▶ **STATED EXERCISE**: Copy each record exactly as it reads, leaving out any pictures it holds.

▶ **GIVEN INFORMATION**:
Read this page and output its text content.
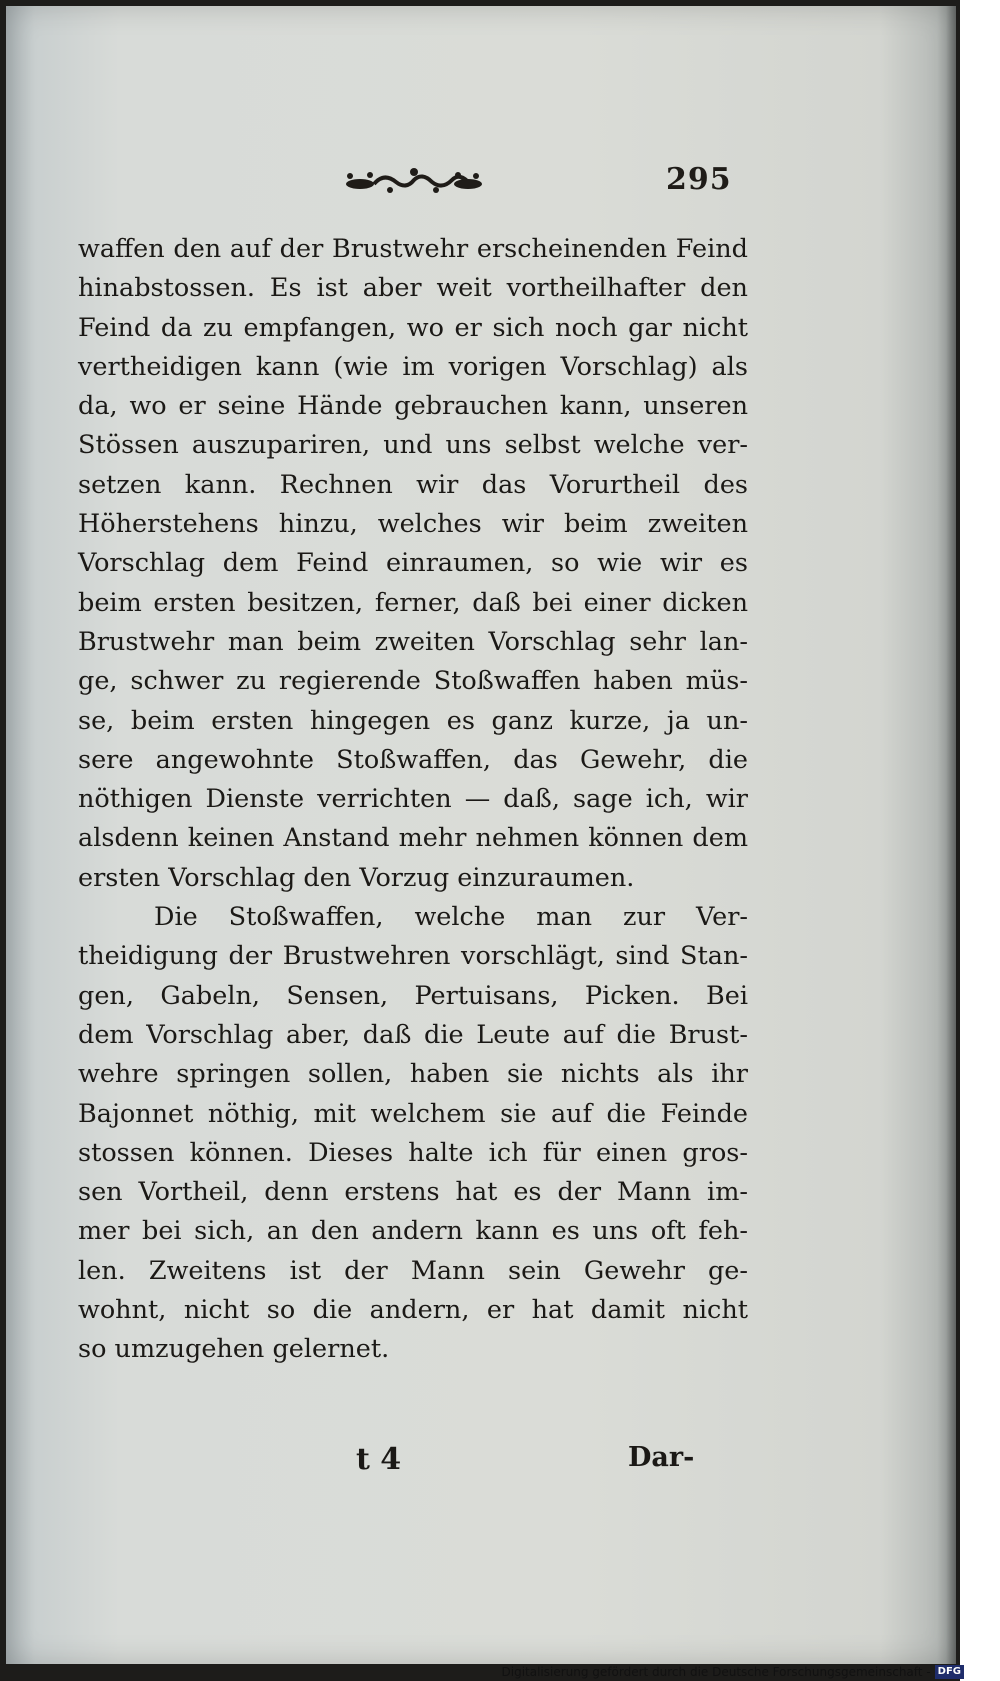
295
waffen den auf der Brustwehr erscheinenden Feind
hinabstossen. Es ist aber weit vortheilhafter den
Feind da zu empfangen, wo er sich noch gar nicht
vertheidigen kann (wie im vorigen Vorschlag) als
da, wo er seine Hände gebrauchen kann, unseren
Stössen auszupariren, und uns selbst welche ver-
setzen kann. Rechnen wir das Vorurtheil des
Höherstehens hinzu, welches wir beim zweiten
Vorschlag dem Feind einraumen, so wie wir es
beim ersten besitzen, ferner, daß bei einer dicken
Brustwehr man beim zweiten Vorschlag sehr lan-
ge, schwer zu regierende Stoßwaffen haben müs-
se, beim ersten hingegen es ganz kurze, ja un-
sere angewohnte Stoßwaffen, das Gewehr, die
nöthigen Dienste verrichten — daß, sage ich, wir
alsdenn keinen Anstand mehr nehmen können dem
ersten Vorschlag den Vorzug einzuraumen.
Die Stoßwaffen, welche man zur Ver-
theidigung der Brustwehren vorschlägt, sind Stan-
gen, Gabeln, Sensen, Pertuisans, Picken. Bei
dem Vorschlag aber, daß die Leute auf die Brust-
wehre springen sollen, haben sie nichts als ihr
Bajonnet nöthig, mit welchem sie auf die Feinde
stossen können. Dieses halte ich für einen gros-
sen Vortheil, denn erstens hat es der Mann im-
mer bei sich, an den andern kann es uns oft feh-
len. Zweitens ist der Mann sein Gewehr ge-
wohnt, nicht so die andern, er hat damit nicht
so umzugehen gelernet.
t 4	Dar-
Digitalisierung gefördert durch die Deutsche Forschungsgemeinschaft - DFG
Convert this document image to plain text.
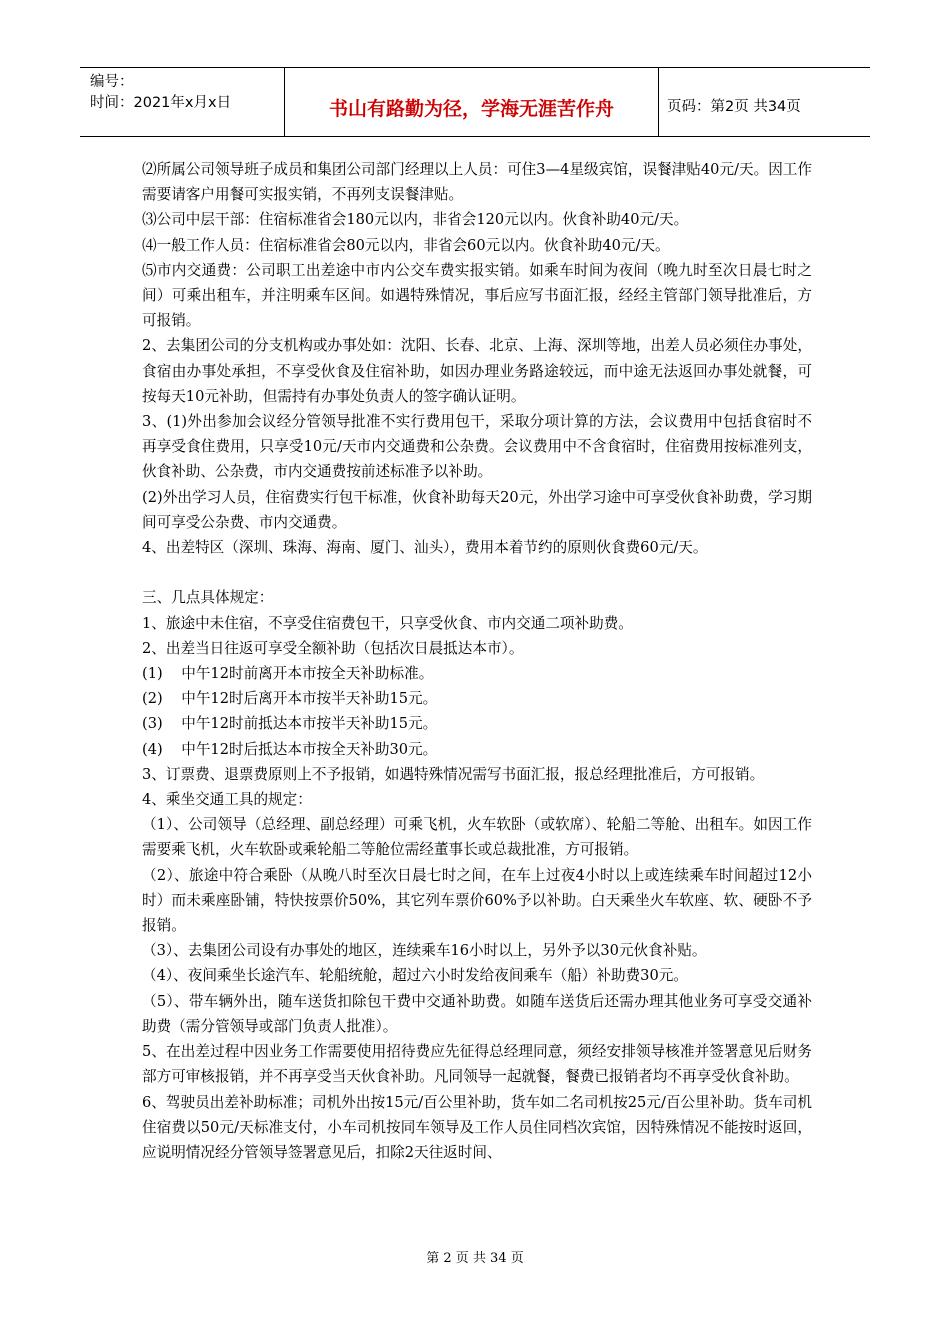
编号：
时间：2021年x月x日	书山有路勤为径，学海无涯苦作舟	页码：第2页 共34页

⑵所属公司领导班子成员和集团公司部门经理以上人员：可住3—4星级宾馆，误餐津贴40元/天。因工作需要请客户用餐可实报实销，不再列支误餐津贴。

⑶公司中层干部：住宿标准省会180元以内，非省会120元以内。伙食补助40元/天。

⑷一般工作人员：住宿标准省会80元以内，非省会60元以内。伙食补助40元/天。

⑸市内交通费：公司职工出差途中市内公交车费实报实销。如乘车时间为夜间（晚九时至次日晨七时之间）可乘出租车，并注明乘车区间。如遇特殊情况，事后应写书面汇报，经经主管部门领导批准后，方可报销。

2、去集团公司的分支机构或办事处如：沈阳、长春、北京、上海、深圳等地，出差人员必须住办事处，食宿由办事处承担，不享受伙食及住宿补助，如因办理业务路途较远，而中途无法返回办事处就餐，可按每天10元补助，但需持有办事处负责人的签字确认证明。

3、(1)外出参加会议经分管领导批准不实行费用包干，采取分项计算的方法，会议费用中包括食宿时不再享受食住费用，只享受10元/天市内交通费和公杂费。会议费用中不含食宿时，住宿费用按标准列支，伙食补助、公杂费，市内交通费按前述标准予以补助。

(2)外出学习人员，住宿费实行包干标准，伙食补助每天20元，外出学习途中可享受伙食补助费，学习期间可享受公杂费、市内交通费。

4、出差特区（深圳、珠海、海南、厦门、汕头），费用本着节约的原则伙食费60元/天。

三、几点具体规定：

1、旅途中未住宿，不享受住宿费包干，只享受伙食、市内交通二项补助费。

2、出差当日往返可享受全额补助（包括次日晨抵达本市）。

(1)    中午12时前离开本市按全天补助标准。

(2)    中午12时后离开本市按半天补助15元。

(3)    中午12时前抵达本市按半天补助15元。

(4)    中午12时后抵达本市按全天补助30元。

3、订票费、退票费原则上不予报销，如遇特殊情况需写书面汇报，报总经理批准后，方可报销。

4、乘坐交通工具的规定：

（1）、公司领导（总经理、副总经理）可乘飞机，火车软卧（或软席）、轮船二等舱、出租车。如因工作需要乘飞机，火车软卧或乘轮船二等舱位需经董事长或总裁批准，方可报销。

（2）、旅途中符合乘卧（从晚八时至次日晨七时之间，在车上过夜4小时以上或连续乘车时间超过12小时）而未乘座卧铺，特快按票价50%，其它列车票价60%予以补助。白天乘坐火车软座、软、硬卧不予报销。

（3）、去集团公司设有办事处的地区，连续乘车16小时以上，另外予以30元伙食补贴。

（4）、夜间乘坐长途汽车、轮船统舱，超过六小时发给夜间乘车（船）补助费30元。

（5）、带车辆外出，随车送货扣除包干费中交通补助费。如随车送货后还需办理其他业务可享受交通补助费（需分管领导或部门负责人批准）。

5、在出差过程中因业务工作需要使用招待费应先征得总经理同意，须经安排领导核准并签署意见后财务部方可审核报销，并不再享受当天伙食补助。凡同领导一起就餐，餐费已报销者均不再享受伙食补助。

6、驾驶员出差补助标准；司机外出按15元/百公里补助，货车如二名司机按25元/百公里补助。货车司机住宿费以50元/天标准支付，小车司机按同车领导及工作人员住同档次宾馆，因特殊情况不能按时返回，应说明情况经分管领导签署意见后，扣除2天往返时间、

第 2 页 共 34 页
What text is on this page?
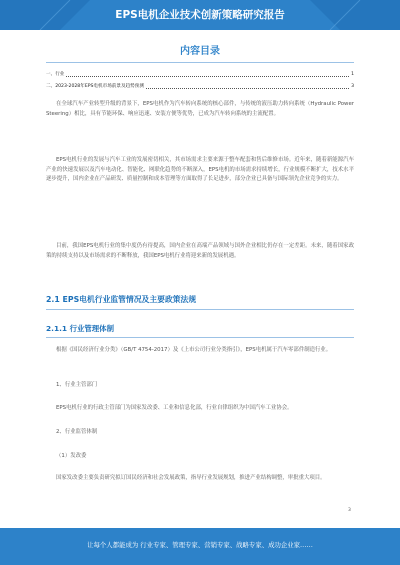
EPS电机企业技术创新策略研究报告
内容目录
一、行业	1
二、2023-2028年EPS电机市场前景及趋势预测	3

在全球汽车产业转型升级的背景下，EPS电机作为汽车转向系统的核心部件，与传统的液压助力转向系统（Hydraulic Power Steering）相比，具有节能环保、响应迅速、安装方便等优势，已成为汽车转向系统的主流配置。

EPS电机行业的发展与汽车工业的发展密切相关，其市场需求主要来源于整车配套和售后维修市场。近年来，随着新能源汽车产业的快速发展以及汽车电动化、智能化、网联化趋势的不断深入，EPS电机的市场需求持续增长，行业规模不断扩大，技术水平逐步提升，国内企业在产品研发、质量控制和成本管理等方面取得了长足进步，部分企业已具备与国际领先企业竞争的实力。

目前，我国EPS电机行业的集中度仍有待提高，国内企业在高端产品领域与国外企业相比仍存在一定差距。未来，随着国家政策的持续支持以及市场需求的不断释放，我国EPS电机行业将迎来新的发展机遇。

2.1 EPS电机行业监管情况及主要政策法规
2.1.1 行业管理体制

根据《国民经济行业分类》（GB/T 4754-2017）及《上市公司行业分类指引》，EPS电机属于汽车零部件制造行业。

1、行业主管部门

EPS电机行业的行政主管部门为国家发改委、工业和信息化部，行业自律组织为中国汽车工业协会。

2、行业监管体制

（1）发改委

国家发改委主要负责研究拟订国民经济和社会发展政策，指导行业发展规划，推进产业结构调整，审批重大项目。

3
让每个人都能成为 行业专家、管理专家、营销专家、战略专家、成功企业家……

▶ **EXERCISE SOLUTION**:
Read this page and output its text content.
295
waffen den auf der Brustwehr erscheinenden Feind
hinabstossen. Es ist aber weit vortheilhafter den
Feind da zu empfangen, wo er sich noch gar nicht
vertheidigen kann (wie im vorigen Vorschlag) als
da, wo er seine Hände gebrauchen kann, unseren
Stössen auszupariren, und uns selbst welche ver-
setzen kann. Rechnen wir das Vorurtheil des
Höherstehens hinzu, welches wir beim zweiten
Vorschlag dem Feind einraumen, so wie wir es
beim ersten besitzen, ferner, daß bei einer dicken
Brustwehr man beim zweiten Vorschlag sehr lan-
ge, schwer zu regierende Stoßwaffen haben müs-
se, beim ersten hingegen es ganz kurze, ja un-
sere angewohnte Stoßwaffen, das Gewehr, die
nöthigen Dienste verrichten — daß, sage ich, wir
alsdenn keinen Anstand mehr nehmen können dem
ersten Vorschlag den Vorzug einzuraumen.
Die Stoßwaffen, welche man zur Ver-
theidigung der Brustwehren vorschlägt, sind Stan-
gen, Gabeln, Sensen, Pertuisans, Picken. Bei
dem Vorschlag aber, daß die Leute auf die Brust-
wehre springen sollen, haben sie nichts als ihr
Bajonnet nöthig, mit welchem sie auf die Feinde
stossen können. Dieses halte ich für einen gros-
sen Vortheil, denn erstens hat es der Mann im-
mer bei sich, an den andern kann es uns oft feh-
len. Zweitens ist der Mann sein Gewehr ge-
wohnt, nicht so die andern, er hat damit nicht
so umzugehen gelernet.
t 4	Dar-
Digitalisierung gefördert durch die Deutsche Forschungsgemeinschaft - DFG
Convert this document image to plain text.
编号：
时间：2021年x月x日	书山有路勤为径，学海无涯苦作舟	页码：第2页 共34页

⑵所属公司领导班子成员和集团公司部门经理以上人员：可住3—4星级宾馆，误餐津贴40元/天。因工作需要请客户用餐可实报实销，不再列支误餐津贴。

⑶公司中层干部：住宿标准省会180元以内，非省会120元以内。伙食补助40元/天。

⑷一般工作人员：住宿标准省会80元以内，非省会60元以内。伙食补助40元/天。

⑸市内交通费：公司职工出差途中市内公交车费实报实销。如乘车时间为夜间（晚九时至次日晨七时之间）可乘出租车，并注明乘车区间。如遇特殊情况，事后应写书面汇报，经经主管部门领导批准后，方可报销。

2、去集团公司的分支机构或办事处如：沈阳、长春、北京、上海、深圳等地，出差人员必须住办事处，食宿由办事处承担，不享受伙食及住宿补助，如因办理业务路途较远，而中途无法返回办事处就餐，可按每天10元补助，但需持有办事处负责人的签字确认证明。

3、(1)外出参加会议经分管领导批准不实行费用包干，采取分项计算的方法，会议费用中包括食宿时不再享受食住费用，只享受10元/天市内交通费和公杂费。会议费用中不含食宿时，住宿费用按标准列支，伙食补助、公杂费，市内交通费按前述标准予以补助。

(2)外出学习人员，住宿费实行包干标准，伙食补助每天20元，外出学习途中可享受伙食补助费，学习期间可享受公杂费、市内交通费。

4、出差特区（深圳、珠海、海南、厦门、汕头），费用本着节约的原则伙食费60元/天。

三、几点具体规定：

1、旅途中未住宿，不享受住宿费包干，只享受伙食、市内交通二项补助费。

2、出差当日往返可享受全额补助（包括次日晨抵达本市）。

(1)    中午12时前离开本市按全天补助标准。

(2)    中午12时后离开本市按半天补助15元。

(3)    中午12时前抵达本市按半天补助15元。

(4)    中午12时后抵达本市按全天补助30元。

3、订票费、退票费原则上不予报销，如遇特殊情况需写书面汇报，报总经理批准后，方可报销。

4、乘坐交通工具的规定：

（1）、公司领导（总经理、副总经理）可乘飞机，火车软卧（或软席）、轮船二等舱、出租车。如因工作需要乘飞机，火车软卧或乘轮船二等舱位需经董事长或总裁批准，方可报销。

（2）、旅途中符合乘卧（从晚八时至次日晨七时之间，在车上过夜4小时以上或连续乘车时间超过12小时）而未乘座卧铺，特快按票价50%，其它列车票价60%予以补助。白天乘坐火车软座、软、硬卧不予报销。

（3）、去集团公司设有办事处的地区，连续乘车16小时以上，另外予以30元伙食补贴。

（4）、夜间乘坐长途汽车、轮船统舱，超过六小时发给夜间乘车（船）补助费30元。

（5）、带车辆外出，随车送货扣除包干费中交通补助费。如随车送货后还需办理其他业务可享受交通补助费（需分管领导或部门负责人批准）。

5、在出差过程中因业务工作需要使用招待费应先征得总经理同意，须经安排领导核准并签署意见后财务部方可审核报销，并不再享受当天伙食补助。凡同领导一起就餐，餐费已报销者均不再享受伙食补助。

6、驾驶员出差补助标准；司机外出按15元/百公里补助，货车如二名司机按25元/百公里补助。货车司机住宿费以50元/天标准支付，小车司机按同车领导及工作人员住同档次宾馆，因特殊情况不能按时返回，应说明情况经分管领导签署意见后，扣除2天往返时间、

第 2 页 共 34 页
What text is on this page?
EPS电机企业技术创新策略研究报告
内容目录
一、行业	1
二、2023-2028年EPS电机市场前景及趋势预测	3

在全球汽车产业转型升级的背景下，EPS电机作为汽车转向系统的核心部件，与传统的液压助力转向系统（Hydraulic Power Steering）相比，具有节能环保、响应迅速、安装方便等优势，已成为汽车转向系统的主流配置。

EPS电机行业的发展与汽车工业的发展密切相关，其市场需求主要来源于整车配套和售后维修市场。近年来，随着新能源汽车产业的快速发展以及汽车电动化、智能化、网联化趋势的不断深入，EPS电机的市场需求持续增长，行业规模不断扩大，技术水平逐步提升，国内企业在产品研发、质量控制和成本管理等方面取得了长足进步，部分企业已具备与国际领先企业竞争的实力。

目前，我国EPS电机行业的集中度仍有待提高，国内企业在高端产品领域与国外企业相比仍存在一定差距。未来，随着国家政策的持续支持以及市场需求的不断释放，我国EPS电机行业将迎来新的发展机遇。

2.1 EPS电机行业监管情况及主要政策法规
2.1.1 行业管理体制

根据《国民经济行业分类》（GB/T 4754-2017）及《上市公司行业分类指引》，EPS电机属于汽车零部件制造行业。

1、行业主管部门

EPS电机行业的行政主管部门为国家发改委、工业和信息化部，行业自律组织为中国汽车工业协会。

2、行业监管体制

（1）发改委

国家发改委主要负责研究拟订国民经济和社会发展政策，指导行业发展规划，推进产业结构调整，审批重大项目。

3
让每个人都能成为 行业专家、管理专家、营销专家、战略专家、成功企业家……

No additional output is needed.